> Available records

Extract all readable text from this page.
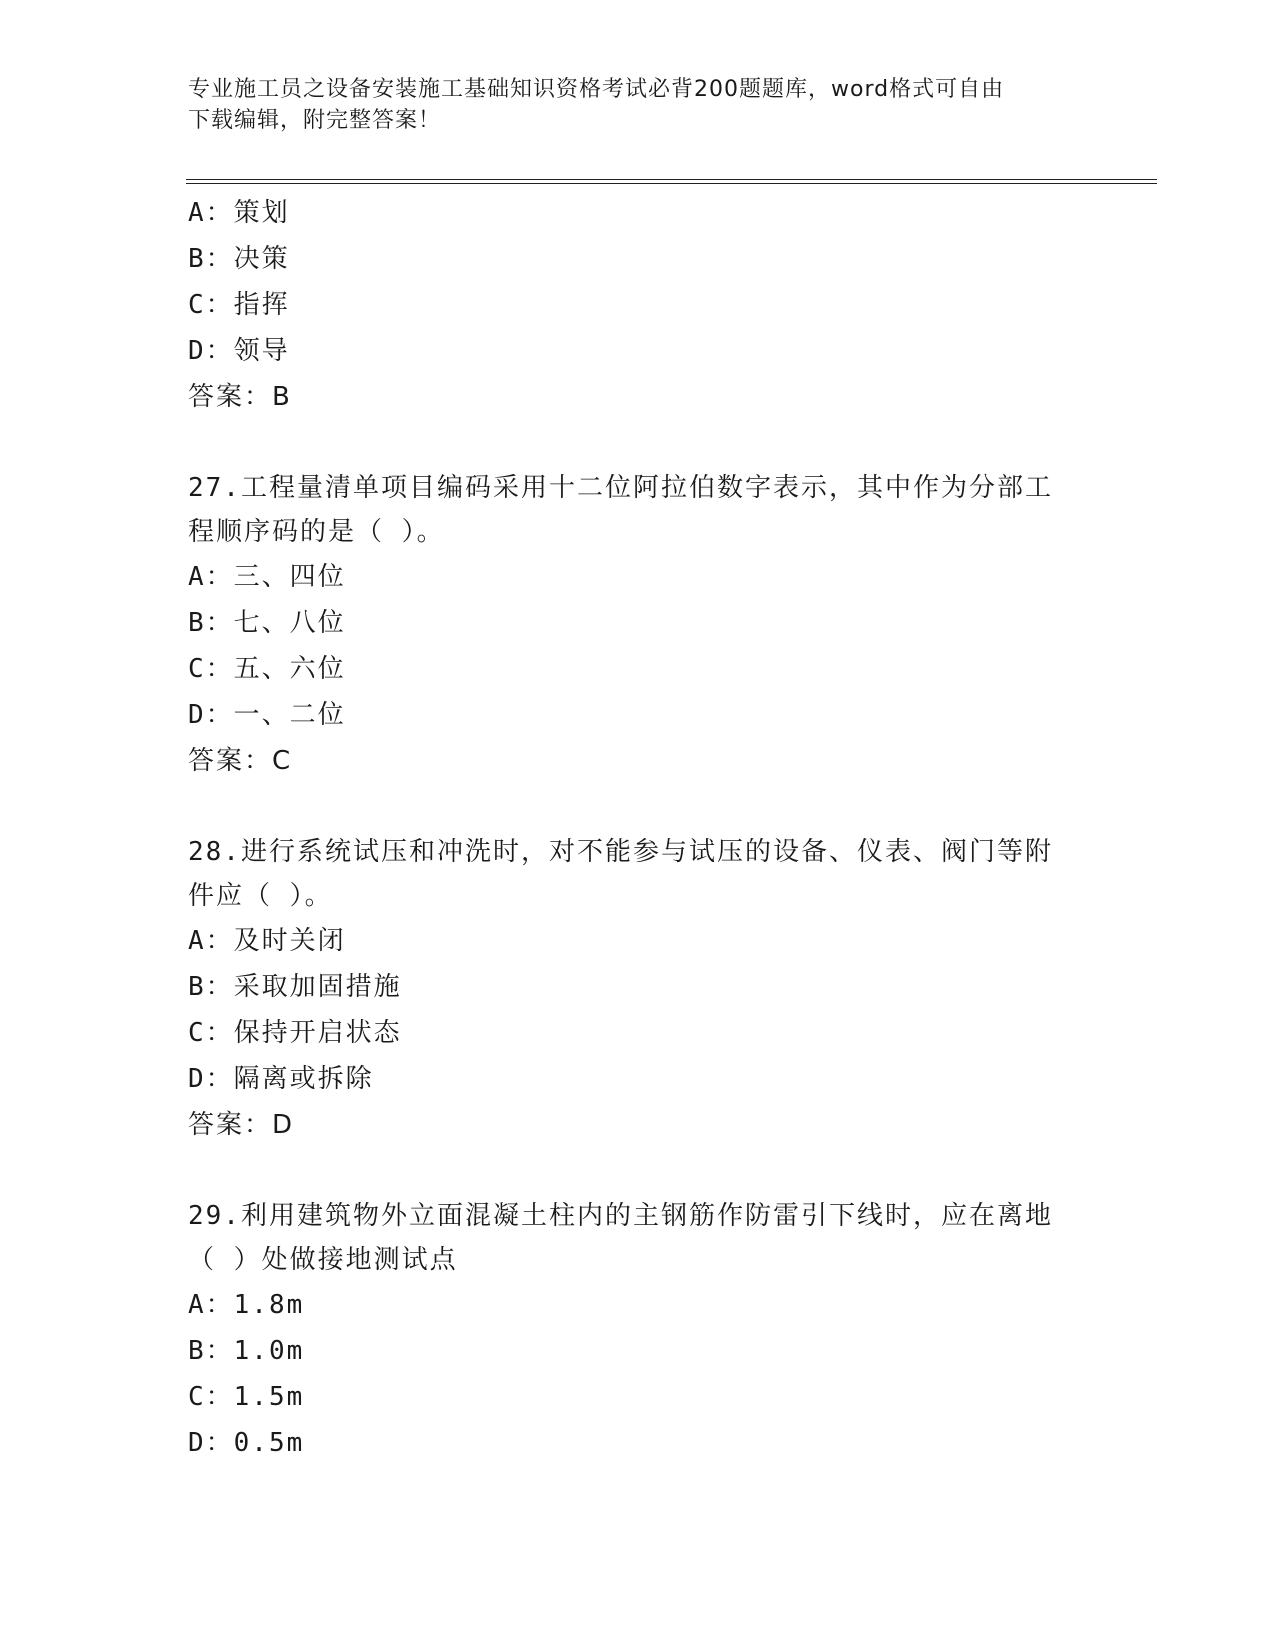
专业施工员之设备安装施工基础知识资格考试必背200题题库，word格式可自由
下载编辑，附完整答案！
A：策划
B：决策
C：指挥
D：领导
答案：B
27.工程量清单项目编码采用十二位阿拉伯数字表示，其中作为分部工
程顺序码的是（ ）。
A：三、四位
B：七、八位
C：五、六位
D：一、二位
答案：C
28.进行系统试压和冲洗时，对不能参与试压的设备、仪表、阀门等附
件应（ ）。
A：及时关闭
B：采取加固措施
C：保持开启状态
D：隔离或拆除
答案：D
29.利用建筑物外立面混凝土柱内的主钢筋作防雷引下线时，应在离地
（ ）处做接地测试点
A：1.8m
B：1.0m
C：1.5m
D：0.5m
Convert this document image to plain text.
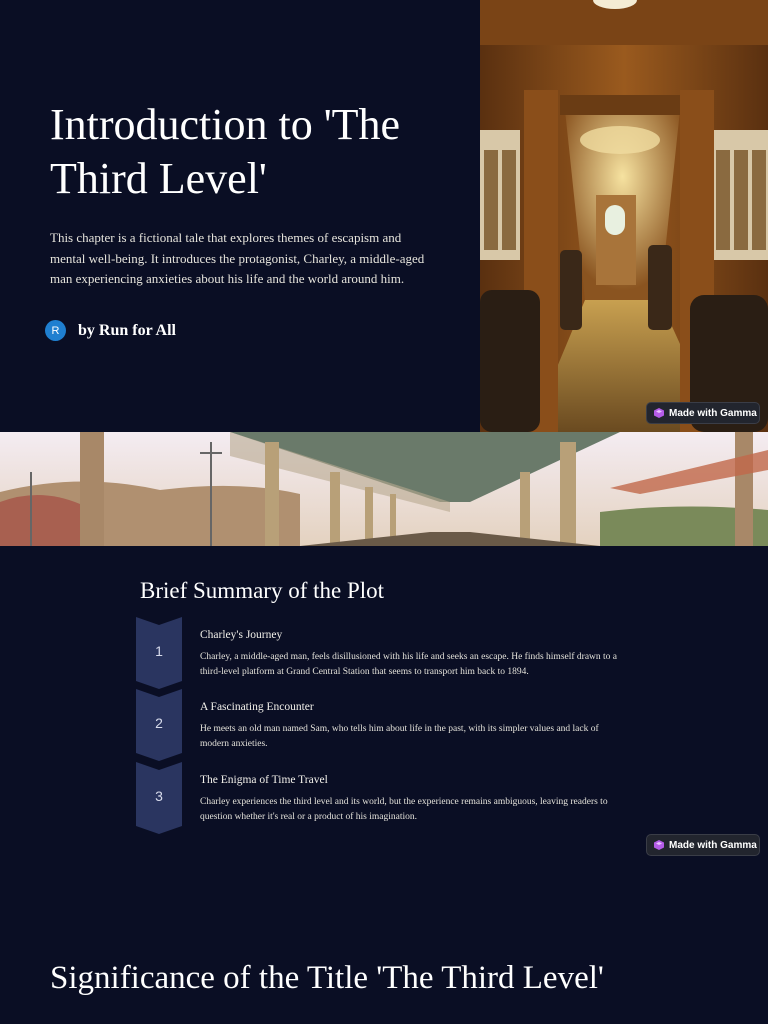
Introduction to 'The Third Level'

This chapter is a fictional tale that explores themes of escapism and mental well-being. It introduces the protagonist, Charley, a middle-aged man experiencing anxieties about his life and the world around him.

R	by Run for All
Made with Gamma
Brief Summary of the Plot
1
Charley's Journey
Charley, a middle-aged man, feels disillusioned with his life and seeks an escape. He finds himself drawn to a third-level platform at Grand Central Station that seems to transport him back to 1894.
2
A Fascinating Encounter
He meets an old man named Sam, who tells him about life in the past, with its simpler values and lack of modern anxieties.
3
The Enigma of Time Travel
Charley experiences the third level and its world, but the experience remains ambiguous, leaving readers to question whether it's real or a product of his imagination.
Made with Gamma
Significance of the Title 'The Third Level'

> Exercise brief
Print all of the entries word for word. Omit the pictures they contain.

> Solution to this exercise
Extract all readable text from this page.
专业施工员之设备安装施工基础知识资格考试必背200题题库，word格式可自由
下载编辑，附完整答案！
A：策划
B：决策
C：指挥
D：领导
答案：B
27.工程量清单项目编码采用十二位阿拉伯数字表示，其中作为分部工
程顺序码的是（ ）。
A：三、四位
B：七、八位
C：五、六位
D：一、二位
答案：C
28.进行系统试压和冲洗时，对不能参与试压的设备、仪表、阀门等附
件应（ ）。
A：及时关闭
B：采取加固措施
C：保持开启状态
D：隔离或拆除
答案：D
29.利用建筑物外立面混凝土柱内的主钢筋作防雷引下线时，应在离地
（ ）处做接地测试点
A：1.8m
B：1.0m
C：1.5m
D：0.5m
Convert this document image to plain text.
Introduction to 'The Third Level'

This chapter is a fictional tale that explores themes of escapism and mental well-being. It introduces the protagonist, Charley, a middle-aged man experiencing anxieties about his life and the world around him.

R	by Run for All
Made with Gamma
Brief Summary of the Plot
1
Charley's Journey
Charley, a middle-aged man, feels disillusioned with his life and seeks an escape. He finds himself drawn to a third-level platform at Grand Central Station that seems to transport him back to 1894.
2
A Fascinating Encounter
He meets an old man named Sam, who tells him about life in the past, with its simpler values and lack of modern anxieties.
3
The Enigma of Time Travel
Charley experiences the third level and its world, but the experience remains ambiguous, leaving readers to question whether it's real or a product of his imagination.
Made with Gamma
Significance of the Title 'The Third Level'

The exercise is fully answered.